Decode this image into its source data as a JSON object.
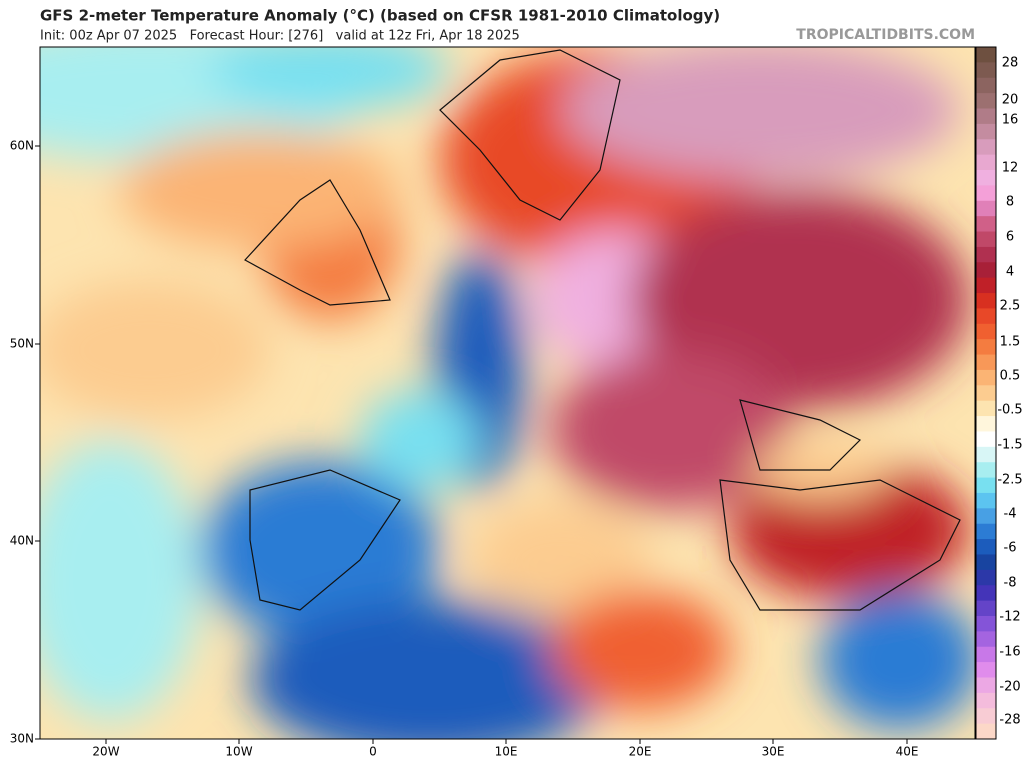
{
  "header": {
    "title": "GFS 2-meter Temperature Anomaly (°C) (based on CFSR 1981-2010 Climatology)",
    "subtitle": "Init: 00z Apr 07 2025   Forecast Hour: [276]   valid at 12z Fri, Apr 18 2025",
    "brand": "TROPICALTIDBITS.COM"
  },
  "map": {
    "lat_labels": [
      "60N",
      "50N",
      "40N",
      "30N"
    ],
    "lon_labels": [
      "20W",
      "10W",
      "0",
      "10E",
      "20E",
      "30E",
      "40E"
    ]
  },
  "colorbar": {
    "labels": [
      "28",
      "20",
      "16",
      "12",
      "8",
      "6",
      "4",
      "2.5",
      "1.5",
      "0.5",
      "-0.5",
      "-1.5",
      "-2.5",
      "-4",
      "-6",
      "-8",
      "-12",
      "-16",
      "-20",
      "-28"
    ],
    "colors": [
      "#6e5040",
      "#7d5a50",
      "#8c6460",
      "#9c7070",
      "#b07c88",
      "#c48ca0",
      "#d89cbc",
      "#e8a8d0",
      "#f0b0e0",
      "#f4a0d8",
      "#e080b8",
      "#d06088",
      "#c04868",
      "#b03050",
      "#a82038",
      "#c02028",
      "#d83020",
      "#e84828",
      "#f06030",
      "#f47c40",
      "#f89858",
      "#fbb474",
      "#fccc90",
      "#fde4b0",
      "#fff6dc",
      "#ffffff",
      "#d8f6f6",
      "#a8eef0",
      "#78e0f0",
      "#5cc4f0",
      "#48a0e4",
      "#2c7cd4",
      "#1c5cbc",
      "#1844a0",
      "#2c38a8",
      "#4434b8",
      "#6444c8",
      "#8454d8",
      "#a464e0",
      "#c878e8",
      "#e08cec",
      "#eca8e4",
      "#f4bcdc",
      "#f8ccd4",
      "#fcd8c8"
    ]
  }
}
++++++++++
- **DIRECTIVE**
Extract the full listing exactly, with the pictures left out.

- **RESPONSE FOR THIS EXERCISE**
Decode this image into its source data as a JSON object.
{
  "header": {
    "title": "GFS 2-meter Temperature Anomaly (°C) (based on CFSR 1981-2010 Climatology)",
    "subtitle": "Init: 00z Apr 07 2025   Forecast Hour: [276]   valid at 12z Fri, Apr 18 2025",
    "brand": "TROPICALTIDBITS.COM"
  },
  "map": {
    "lat_labels": [
      "60N",
      "50N",
      "40N",
      "30N"
    ],
    "lon_labels": [
      "20W",
      "10W",
      "0",
      "10E",
      "20E",
      "30E",
      "40E"
    ]
  },
  "colorbar": {
    "labels": [
      "28",
      "20",
      "16",
      "12",
      "8",
      "6",
      "4",
      "2.5",
      "1.5",
      "0.5",
      "-0.5",
      "-1.5",
      "-2.5",
      "-4",
      "-6",
      "-8",
      "-12",
      "-16",
      "-20",
      "-28"
    ],
    "colors": [
      "#6e5040",
      "#7d5a50",
      "#8c6460",
      "#9c7070",
      "#b07c88",
      "#c48ca0",
      "#d89cbc",
      "#e8a8d0",
      "#f0b0e0",
      "#f4a0d8",
      "#e080b8",
      "#d06088",
      "#c04868",
      "#b03050",
      "#a82038",
      "#c02028",
      "#d83020",
      "#e84828",
      "#f06030",
      "#f47c40",
      "#f89858",
      "#fbb474",
      "#fccc90",
      "#fde4b0",
      "#fff6dc",
      "#ffffff",
      "#d8f6f6",
      "#a8eef0",
      "#78e0f0",
      "#5cc4f0",
      "#48a0e4",
      "#2c7cd4",
      "#1c5cbc",
      "#1844a0",
      "#2c38a8",
      "#4434b8",
      "#6444c8",
      "#8454d8",
      "#a464e0",
      "#c878e8",
      "#e08cec",
      "#eca8e4",
      "#f4bcdc",
      "#f8ccd4",
      "#fcd8c8"
    ]
  }
}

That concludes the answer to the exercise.